PROBLEM TO SOLVE >> Write out all the entries word for word and omit any pictures.

MATERIAL FOR THIS TASK >>
══════

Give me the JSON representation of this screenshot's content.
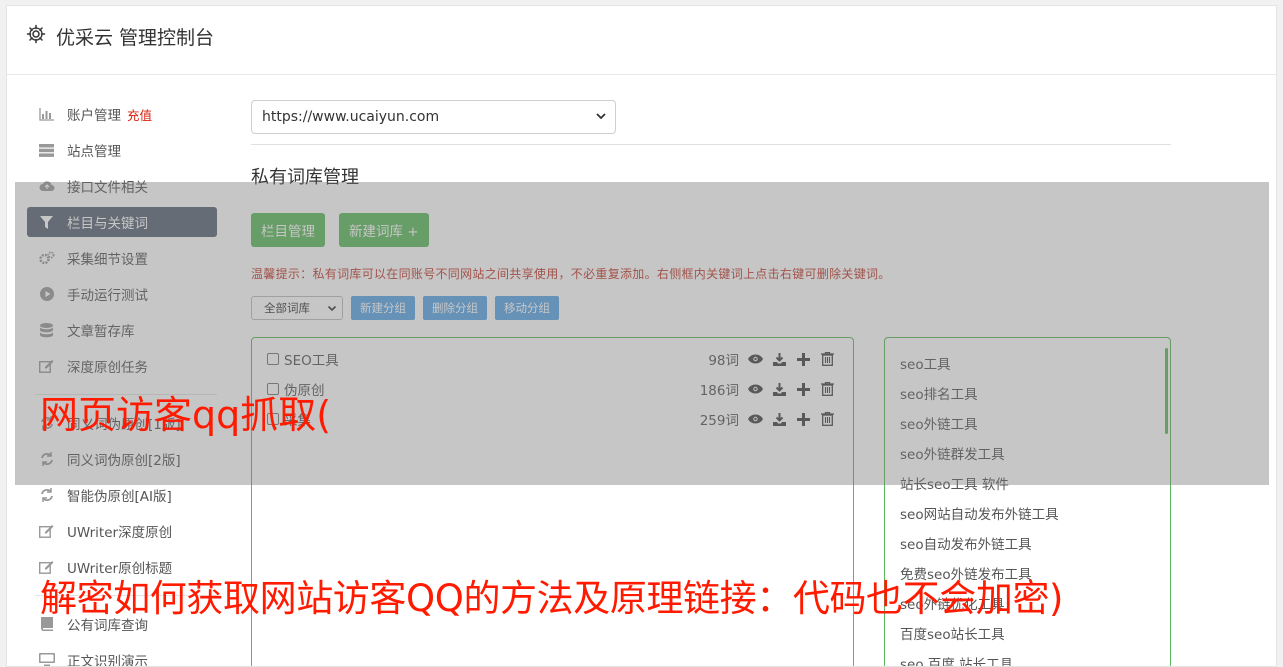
{
  "header": {
    "title": "优采云 管理控制台",
    "icon": "gear-icon"
  },
  "sidebar": {
    "items": [
      {
        "icon": "bar-chart-icon",
        "label": "账户管理",
        "badge": "充值"
      },
      {
        "icon": "server-icon",
        "label": "站点管理"
      },
      {
        "icon": "cloud-upload-icon",
        "label": "接口文件相关"
      },
      {
        "icon": "filter-icon",
        "label": "栏目与关键词",
        "active": true
      },
      {
        "icon": "cogs-icon",
        "label": "采集细节设置"
      },
      {
        "icon": "play-circle-icon",
        "label": "手动运行测试"
      },
      {
        "icon": "database-icon",
        "label": "文章暂存库"
      },
      {
        "icon": "edit-icon",
        "label": "深度原创任务"
      },
      {
        "icon": "refresh-icon",
        "label": "同义词伪原创[1版]"
      },
      {
        "icon": "refresh-icon",
        "label": "同义词伪原创[2版]"
      },
      {
        "icon": "refresh-icon",
        "label": "智能伪原创[AI版]"
      },
      {
        "icon": "edit-icon",
        "label": "UWriter深度原创"
      },
      {
        "icon": "edit-icon",
        "label": "UWriter原创标题"
      },
      {
        "icon": "book-icon",
        "label": "公有词库查询"
      },
      {
        "icon": "monitor-icon",
        "label": "正文识别演示"
      }
    ]
  },
  "main": {
    "site_select": "https://www.ucaiyun.com",
    "section_title": "私有词库管理",
    "buttons": {
      "column_manage": "栏目管理",
      "new_library": "新建词库 +"
    },
    "tip": "温馨提示：私有词库可以在同账号不同网站之间共享使用，不必重复添加。右侧框内关键词上点击右键可删除关键词。",
    "toolbar": {
      "group_select": "全部词库",
      "new_group": "新建分组",
      "delete_group": "删除分组",
      "move_group": "移动分组"
    },
    "libraries": [
      {
        "name": "SEO工具",
        "count": "98词"
      },
      {
        "name": "伪原创",
        "count": "186词"
      },
      {
        "name": "采集",
        "count": "259词"
      }
    ],
    "keywords": [
      "seo工具",
      "seo排名工具",
      "seo外链工具",
      "seo外链群发工具",
      "站长seo工具 软件",
      "seo网站自动发布外链工具",
      "seo自动发布外链工具",
      "免费seo外链发布工具",
      "seo外链优化工具",
      "百度seo站长工具",
      "seo 百度 站长工具"
    ]
  },
  "overlay": {
    "line1": "网页访客qq抓取(",
    "line2": "解密如何获取网站访客QQ的方法及原理链接：代码也不会加密)"
  },
  "colors": {
    "green": "#5cb85c",
    "blue": "#5aa5e6",
    "active_nav": "#5a6575",
    "overlay_text": "#ff1a00",
    "tip": "#c0392b"
  }
}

══════

ANSWER FOR THE TASK >>
Give me the JSON representation of this screenshot's content.
{
  "header": {
    "title": "优采云 管理控制台",
    "icon": "gear-icon"
  },
  "sidebar": {
    "items": [
      {
        "icon": "bar-chart-icon",
        "label": "账户管理",
        "badge": "充值"
      },
      {
        "icon": "server-icon",
        "label": "站点管理"
      },
      {
        "icon": "cloud-upload-icon",
        "label": "接口文件相关"
      },
      {
        "icon": "filter-icon",
        "label": "栏目与关键词",
        "active": true
      },
      {
        "icon": "cogs-icon",
        "label": "采集细节设置"
      },
      {
        "icon": "play-circle-icon",
        "label": "手动运行测试"
      },
      {
        "icon": "database-icon",
        "label": "文章暂存库"
      },
      {
        "icon": "edit-icon",
        "label": "深度原创任务"
      },
      {
        "icon": "refresh-icon",
        "label": "同义词伪原创[1版]"
      },
      {
        "icon": "refresh-icon",
        "label": "同义词伪原创[2版]"
      },
      {
        "icon": "refresh-icon",
        "label": "智能伪原创[AI版]"
      },
      {
        "icon": "edit-icon",
        "label": "UWriter深度原创"
      },
      {
        "icon": "edit-icon",
        "label": "UWriter原创标题"
      },
      {
        "icon": "book-icon",
        "label": "公有词库查询"
      },
      {
        "icon": "monitor-icon",
        "label": "正文识别演示"
      }
    ]
  },
  "main": {
    "site_select": "https://www.ucaiyun.com",
    "section_title": "私有词库管理",
    "buttons": {
      "column_manage": "栏目管理",
      "new_library": "新建词库 +"
    },
    "tip": "温馨提示：私有词库可以在同账号不同网站之间共享使用，不必重复添加。右侧框内关键词上点击右键可删除关键词。",
    "toolbar": {
      "group_select": "全部词库",
      "new_group": "新建分组",
      "delete_group": "删除分组",
      "move_group": "移动分组"
    },
    "libraries": [
      {
        "name": "SEO工具",
        "count": "98词"
      },
      {
        "name": "伪原创",
        "count": "186词"
      },
      {
        "name": "采集",
        "count": "259词"
      }
    ],
    "keywords": [
      "seo工具",
      "seo排名工具",
      "seo外链工具",
      "seo外链群发工具",
      "站长seo工具 软件",
      "seo网站自动发布外链工具",
      "seo自动发布外链工具",
      "免费seo外链发布工具",
      "seo外链优化工具",
      "百度seo站长工具",
      "seo 百度 站长工具"
    ]
  },
  "overlay": {
    "line1": "网页访客qq抓取(",
    "line2": "解密如何获取网站访客QQ的方法及原理链接：代码也不会加密)"
  },
  "colors": {
    "green": "#5cb85c",
    "blue": "#5aa5e6",
    "active_nav": "#5a6575",
    "overlay_text": "#ff1a00",
    "tip": "#c0392b"
  }
}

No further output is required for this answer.